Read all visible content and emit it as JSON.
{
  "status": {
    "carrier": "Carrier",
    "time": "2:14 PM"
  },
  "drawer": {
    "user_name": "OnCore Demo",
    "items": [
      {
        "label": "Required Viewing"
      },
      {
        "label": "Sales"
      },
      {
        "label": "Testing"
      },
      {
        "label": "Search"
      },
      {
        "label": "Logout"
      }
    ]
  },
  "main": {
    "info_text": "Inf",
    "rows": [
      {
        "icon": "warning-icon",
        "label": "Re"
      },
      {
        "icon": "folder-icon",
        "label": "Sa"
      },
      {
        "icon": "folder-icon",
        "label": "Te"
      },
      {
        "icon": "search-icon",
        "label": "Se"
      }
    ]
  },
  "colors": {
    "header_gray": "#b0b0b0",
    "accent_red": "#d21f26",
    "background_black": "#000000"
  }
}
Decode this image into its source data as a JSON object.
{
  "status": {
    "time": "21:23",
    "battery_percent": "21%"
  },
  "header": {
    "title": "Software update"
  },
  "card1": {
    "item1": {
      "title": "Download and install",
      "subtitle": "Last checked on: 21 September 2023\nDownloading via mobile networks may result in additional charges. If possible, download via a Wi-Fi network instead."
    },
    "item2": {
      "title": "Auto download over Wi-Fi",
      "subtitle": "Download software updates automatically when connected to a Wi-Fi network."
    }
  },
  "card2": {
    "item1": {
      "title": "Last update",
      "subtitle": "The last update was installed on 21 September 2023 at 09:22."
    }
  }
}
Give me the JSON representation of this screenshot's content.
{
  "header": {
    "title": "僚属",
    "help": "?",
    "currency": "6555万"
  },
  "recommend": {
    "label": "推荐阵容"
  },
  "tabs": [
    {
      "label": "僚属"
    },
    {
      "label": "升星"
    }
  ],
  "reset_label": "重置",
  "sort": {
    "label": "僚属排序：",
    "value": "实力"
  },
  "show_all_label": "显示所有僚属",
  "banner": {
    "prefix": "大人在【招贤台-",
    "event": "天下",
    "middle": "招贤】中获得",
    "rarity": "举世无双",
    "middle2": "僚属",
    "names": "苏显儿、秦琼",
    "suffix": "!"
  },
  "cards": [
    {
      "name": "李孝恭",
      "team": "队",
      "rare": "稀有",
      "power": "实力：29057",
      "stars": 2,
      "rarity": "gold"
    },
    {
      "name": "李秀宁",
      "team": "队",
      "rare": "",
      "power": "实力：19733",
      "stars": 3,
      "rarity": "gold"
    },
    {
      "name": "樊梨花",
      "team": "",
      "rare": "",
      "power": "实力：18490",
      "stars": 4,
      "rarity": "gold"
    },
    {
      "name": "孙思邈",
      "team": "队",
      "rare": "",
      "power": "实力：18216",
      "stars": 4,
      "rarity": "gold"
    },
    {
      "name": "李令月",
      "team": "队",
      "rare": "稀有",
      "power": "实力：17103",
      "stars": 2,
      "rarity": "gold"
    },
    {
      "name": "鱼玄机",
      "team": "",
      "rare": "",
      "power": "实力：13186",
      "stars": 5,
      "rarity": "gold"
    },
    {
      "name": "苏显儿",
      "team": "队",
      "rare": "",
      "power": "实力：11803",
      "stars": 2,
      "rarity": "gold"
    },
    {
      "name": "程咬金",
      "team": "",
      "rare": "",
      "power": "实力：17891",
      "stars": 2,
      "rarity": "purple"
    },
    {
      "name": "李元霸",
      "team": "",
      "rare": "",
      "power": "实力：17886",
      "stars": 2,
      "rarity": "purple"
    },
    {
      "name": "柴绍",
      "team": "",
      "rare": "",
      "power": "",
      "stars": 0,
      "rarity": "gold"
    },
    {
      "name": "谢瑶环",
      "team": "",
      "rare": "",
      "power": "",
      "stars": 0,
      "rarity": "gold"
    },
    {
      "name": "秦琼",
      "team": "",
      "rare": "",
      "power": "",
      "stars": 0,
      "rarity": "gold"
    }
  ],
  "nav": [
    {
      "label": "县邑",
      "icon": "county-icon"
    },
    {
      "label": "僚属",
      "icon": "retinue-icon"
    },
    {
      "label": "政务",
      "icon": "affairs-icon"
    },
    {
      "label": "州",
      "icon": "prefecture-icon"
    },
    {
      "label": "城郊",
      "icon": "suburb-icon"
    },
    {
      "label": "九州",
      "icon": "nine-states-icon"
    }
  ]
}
○ ○ ○ ○ ○ ○ ○
Copy all lines from the listing that contain "September".

(WRITTEN RESPONSE)
      "subtitle": "Last checked on: 21 September 2023\nDownloading via mobile networks may result in additional charges. If possible, download via a Wi-Fi network instead."
      "subtitle": "The last update was installed on 21 September 2023 at 09:22."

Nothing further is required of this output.